**YOUR OBJECTIVE**
Print the rows below verbatim, starting at the first row and ending at the row that contains "40, 1405, 53]", with both of those rows included.

**LISTED ENTRIES**
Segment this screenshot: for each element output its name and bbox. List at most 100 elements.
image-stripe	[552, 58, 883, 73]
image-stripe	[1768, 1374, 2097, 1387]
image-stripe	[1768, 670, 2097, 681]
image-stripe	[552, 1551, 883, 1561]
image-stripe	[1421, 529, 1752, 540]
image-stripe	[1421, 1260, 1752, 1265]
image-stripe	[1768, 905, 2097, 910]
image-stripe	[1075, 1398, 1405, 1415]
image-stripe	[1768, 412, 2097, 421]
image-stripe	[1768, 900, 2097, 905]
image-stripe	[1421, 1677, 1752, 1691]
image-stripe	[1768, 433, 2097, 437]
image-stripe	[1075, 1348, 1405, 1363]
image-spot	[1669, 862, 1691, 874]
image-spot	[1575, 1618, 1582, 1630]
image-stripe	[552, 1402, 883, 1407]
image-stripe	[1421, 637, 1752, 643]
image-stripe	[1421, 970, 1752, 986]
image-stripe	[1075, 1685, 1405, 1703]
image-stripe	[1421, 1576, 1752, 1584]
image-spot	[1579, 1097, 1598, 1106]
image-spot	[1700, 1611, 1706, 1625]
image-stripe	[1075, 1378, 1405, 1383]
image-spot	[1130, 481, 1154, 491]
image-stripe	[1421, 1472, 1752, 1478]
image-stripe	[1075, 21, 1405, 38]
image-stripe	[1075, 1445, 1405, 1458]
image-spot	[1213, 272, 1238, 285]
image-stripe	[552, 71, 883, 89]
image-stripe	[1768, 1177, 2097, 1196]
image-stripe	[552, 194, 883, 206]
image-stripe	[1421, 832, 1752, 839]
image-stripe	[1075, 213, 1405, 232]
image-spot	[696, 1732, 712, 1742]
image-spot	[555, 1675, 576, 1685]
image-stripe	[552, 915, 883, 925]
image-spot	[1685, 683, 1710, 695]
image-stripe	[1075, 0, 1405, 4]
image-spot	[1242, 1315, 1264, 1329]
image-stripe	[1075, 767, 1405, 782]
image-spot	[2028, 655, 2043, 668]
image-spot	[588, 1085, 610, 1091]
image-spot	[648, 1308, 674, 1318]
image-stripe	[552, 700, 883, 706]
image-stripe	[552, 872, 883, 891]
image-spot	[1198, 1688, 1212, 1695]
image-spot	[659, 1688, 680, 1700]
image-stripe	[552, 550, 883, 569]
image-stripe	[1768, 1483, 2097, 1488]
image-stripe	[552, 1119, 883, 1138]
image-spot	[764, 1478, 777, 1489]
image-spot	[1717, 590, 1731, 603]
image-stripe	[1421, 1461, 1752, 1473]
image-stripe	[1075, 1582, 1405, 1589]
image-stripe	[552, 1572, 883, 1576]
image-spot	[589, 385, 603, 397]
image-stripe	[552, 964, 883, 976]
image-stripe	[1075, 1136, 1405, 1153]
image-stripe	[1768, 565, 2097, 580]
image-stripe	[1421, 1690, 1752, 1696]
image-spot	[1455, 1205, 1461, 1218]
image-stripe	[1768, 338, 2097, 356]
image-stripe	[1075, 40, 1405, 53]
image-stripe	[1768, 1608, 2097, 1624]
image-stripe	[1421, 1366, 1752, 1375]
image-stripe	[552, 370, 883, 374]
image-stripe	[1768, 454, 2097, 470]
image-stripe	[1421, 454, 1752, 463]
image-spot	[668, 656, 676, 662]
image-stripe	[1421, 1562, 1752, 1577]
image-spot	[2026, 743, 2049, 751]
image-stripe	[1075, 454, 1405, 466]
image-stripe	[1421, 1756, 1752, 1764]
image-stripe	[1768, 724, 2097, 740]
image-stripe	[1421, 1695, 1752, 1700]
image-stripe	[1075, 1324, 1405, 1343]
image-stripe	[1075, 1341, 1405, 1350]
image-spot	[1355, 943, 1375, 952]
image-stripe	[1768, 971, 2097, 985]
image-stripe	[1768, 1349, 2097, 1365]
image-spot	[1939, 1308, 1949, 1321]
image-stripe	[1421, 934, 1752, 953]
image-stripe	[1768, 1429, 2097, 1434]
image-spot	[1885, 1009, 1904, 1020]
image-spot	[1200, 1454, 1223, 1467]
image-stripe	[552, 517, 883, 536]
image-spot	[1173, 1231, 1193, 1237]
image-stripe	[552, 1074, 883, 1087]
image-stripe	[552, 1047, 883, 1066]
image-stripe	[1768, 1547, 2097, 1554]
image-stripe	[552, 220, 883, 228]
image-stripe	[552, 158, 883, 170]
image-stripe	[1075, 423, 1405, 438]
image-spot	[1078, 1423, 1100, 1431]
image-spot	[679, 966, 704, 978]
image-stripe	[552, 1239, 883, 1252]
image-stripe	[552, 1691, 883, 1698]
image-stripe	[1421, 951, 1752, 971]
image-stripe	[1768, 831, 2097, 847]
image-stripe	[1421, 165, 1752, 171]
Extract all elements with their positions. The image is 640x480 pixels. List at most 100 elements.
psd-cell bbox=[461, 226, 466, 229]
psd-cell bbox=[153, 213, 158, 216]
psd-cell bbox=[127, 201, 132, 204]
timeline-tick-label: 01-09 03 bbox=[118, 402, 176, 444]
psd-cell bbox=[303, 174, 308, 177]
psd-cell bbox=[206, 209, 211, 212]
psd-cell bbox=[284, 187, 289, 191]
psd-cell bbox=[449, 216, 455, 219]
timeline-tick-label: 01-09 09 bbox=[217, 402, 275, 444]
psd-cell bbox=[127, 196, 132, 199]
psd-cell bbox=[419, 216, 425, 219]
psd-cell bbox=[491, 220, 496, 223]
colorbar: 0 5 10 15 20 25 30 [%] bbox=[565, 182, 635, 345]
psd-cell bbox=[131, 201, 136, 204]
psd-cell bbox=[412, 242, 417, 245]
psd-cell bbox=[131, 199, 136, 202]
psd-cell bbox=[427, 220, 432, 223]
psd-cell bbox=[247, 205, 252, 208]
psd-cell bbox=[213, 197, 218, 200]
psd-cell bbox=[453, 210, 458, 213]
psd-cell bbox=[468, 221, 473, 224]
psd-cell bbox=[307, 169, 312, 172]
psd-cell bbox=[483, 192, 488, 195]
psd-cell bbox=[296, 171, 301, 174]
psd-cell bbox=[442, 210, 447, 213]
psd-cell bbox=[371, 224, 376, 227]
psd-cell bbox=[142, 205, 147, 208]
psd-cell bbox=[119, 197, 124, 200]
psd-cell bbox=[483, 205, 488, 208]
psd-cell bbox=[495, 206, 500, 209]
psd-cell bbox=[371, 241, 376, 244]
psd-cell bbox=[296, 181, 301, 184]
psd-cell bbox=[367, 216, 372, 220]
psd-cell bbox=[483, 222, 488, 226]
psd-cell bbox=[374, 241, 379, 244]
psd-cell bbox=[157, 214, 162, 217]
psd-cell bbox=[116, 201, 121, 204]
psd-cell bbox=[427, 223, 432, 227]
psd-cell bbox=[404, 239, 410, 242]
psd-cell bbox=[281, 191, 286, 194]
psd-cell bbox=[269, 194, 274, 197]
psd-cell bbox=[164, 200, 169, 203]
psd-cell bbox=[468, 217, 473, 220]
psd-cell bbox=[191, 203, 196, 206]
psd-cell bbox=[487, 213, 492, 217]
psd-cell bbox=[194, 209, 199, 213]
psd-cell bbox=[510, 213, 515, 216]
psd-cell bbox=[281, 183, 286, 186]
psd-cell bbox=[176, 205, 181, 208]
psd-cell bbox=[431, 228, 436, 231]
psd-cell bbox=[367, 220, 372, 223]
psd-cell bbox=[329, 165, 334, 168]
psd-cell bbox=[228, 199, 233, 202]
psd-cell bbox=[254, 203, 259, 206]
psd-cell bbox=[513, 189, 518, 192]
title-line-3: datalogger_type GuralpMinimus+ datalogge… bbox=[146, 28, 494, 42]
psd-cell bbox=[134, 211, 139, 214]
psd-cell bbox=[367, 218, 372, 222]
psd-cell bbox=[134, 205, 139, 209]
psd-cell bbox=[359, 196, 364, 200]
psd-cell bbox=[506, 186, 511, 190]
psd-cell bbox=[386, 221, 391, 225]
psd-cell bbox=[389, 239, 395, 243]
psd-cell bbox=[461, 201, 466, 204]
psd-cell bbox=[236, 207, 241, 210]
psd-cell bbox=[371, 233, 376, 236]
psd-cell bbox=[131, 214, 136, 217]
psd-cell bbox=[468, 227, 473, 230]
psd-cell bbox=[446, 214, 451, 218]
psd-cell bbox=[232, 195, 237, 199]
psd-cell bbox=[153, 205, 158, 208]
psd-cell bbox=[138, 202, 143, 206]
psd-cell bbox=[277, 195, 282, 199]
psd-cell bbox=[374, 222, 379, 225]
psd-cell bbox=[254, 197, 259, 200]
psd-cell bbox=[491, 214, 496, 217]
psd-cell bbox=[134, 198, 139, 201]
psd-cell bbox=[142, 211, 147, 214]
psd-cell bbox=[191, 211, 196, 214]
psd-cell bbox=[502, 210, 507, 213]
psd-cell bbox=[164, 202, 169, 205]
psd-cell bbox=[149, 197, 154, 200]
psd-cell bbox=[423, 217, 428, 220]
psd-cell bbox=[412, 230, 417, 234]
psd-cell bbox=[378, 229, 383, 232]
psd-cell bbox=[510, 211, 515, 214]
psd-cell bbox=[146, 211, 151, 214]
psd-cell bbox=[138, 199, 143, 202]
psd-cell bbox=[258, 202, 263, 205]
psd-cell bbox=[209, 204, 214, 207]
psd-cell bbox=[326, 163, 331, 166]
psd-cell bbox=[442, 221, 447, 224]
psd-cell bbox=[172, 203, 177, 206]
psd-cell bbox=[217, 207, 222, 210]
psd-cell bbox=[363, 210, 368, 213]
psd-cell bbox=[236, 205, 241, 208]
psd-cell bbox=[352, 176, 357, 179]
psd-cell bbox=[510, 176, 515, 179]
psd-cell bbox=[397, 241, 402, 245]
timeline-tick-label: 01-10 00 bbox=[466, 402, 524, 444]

**PROBLEM SOLUTION**
Segment this screenshot: for each element output its name and bbox. List at most 100 elements.
image-stripe	[552, 58, 883, 73]
image-stripe	[1768, 1374, 2097, 1387]
image-stripe	[1768, 670, 2097, 681]
image-stripe	[552, 1551, 883, 1561]
image-stripe	[1421, 529, 1752, 540]
image-stripe	[1421, 1260, 1752, 1265]
image-stripe	[1768, 905, 2097, 910]
image-stripe	[1075, 1398, 1405, 1415]
image-stripe	[1768, 412, 2097, 421]
image-stripe	[1768, 900, 2097, 905]
image-stripe	[1421, 1677, 1752, 1691]
image-stripe	[1768, 433, 2097, 437]
image-stripe	[1075, 1348, 1405, 1363]
image-spot	[1669, 862, 1691, 874]
image-spot	[1575, 1618, 1582, 1630]
image-stripe	[552, 1402, 883, 1407]
image-stripe	[1421, 637, 1752, 643]
image-stripe	[1421, 970, 1752, 986]
image-stripe	[1075, 1685, 1405, 1703]
image-stripe	[1421, 1576, 1752, 1584]
image-spot	[1579, 1097, 1598, 1106]
image-spot	[1700, 1611, 1706, 1625]
image-stripe	[1075, 1378, 1405, 1383]
image-spot	[1130, 481, 1154, 491]
image-stripe	[1421, 1472, 1752, 1478]
image-stripe	[1075, 21, 1405, 38]
image-stripe	[1075, 1445, 1405, 1458]
image-spot	[1213, 272, 1238, 285]
image-stripe	[552, 71, 883, 89]
image-stripe	[1768, 1177, 2097, 1196]
image-stripe	[552, 194, 883, 206]
image-stripe	[1421, 832, 1752, 839]
image-stripe	[1075, 213, 1405, 232]
image-spot	[696, 1732, 712, 1742]
image-spot	[555, 1675, 576, 1685]
image-stripe	[552, 915, 883, 925]
image-spot	[1685, 683, 1710, 695]
image-stripe	[1075, 0, 1405, 4]
image-spot	[1242, 1315, 1264, 1329]
image-stripe	[1075, 767, 1405, 782]
image-spot	[2028, 655, 2043, 668]
image-spot	[588, 1085, 610, 1091]
image-spot	[648, 1308, 674, 1318]
image-stripe	[552, 700, 883, 706]
image-stripe	[552, 872, 883, 891]
image-spot	[1198, 1688, 1212, 1695]
image-spot	[659, 1688, 680, 1700]
image-stripe	[552, 550, 883, 569]
image-stripe	[1768, 1483, 2097, 1488]
image-stripe	[552, 1119, 883, 1138]
image-spot	[764, 1478, 777, 1489]
image-spot	[1717, 590, 1731, 603]
image-stripe	[1421, 1461, 1752, 1473]
image-stripe	[1075, 1582, 1405, 1589]
image-stripe	[552, 1572, 883, 1576]
image-spot	[589, 385, 603, 397]
image-stripe	[552, 964, 883, 976]
image-stripe	[1075, 1136, 1405, 1153]
image-stripe	[1768, 565, 2097, 580]
image-stripe	[1421, 1690, 1752, 1696]
image-spot	[1455, 1205, 1461, 1218]
image-stripe	[1768, 338, 2097, 356]
image-stripe	[1075, 40, 1405, 53]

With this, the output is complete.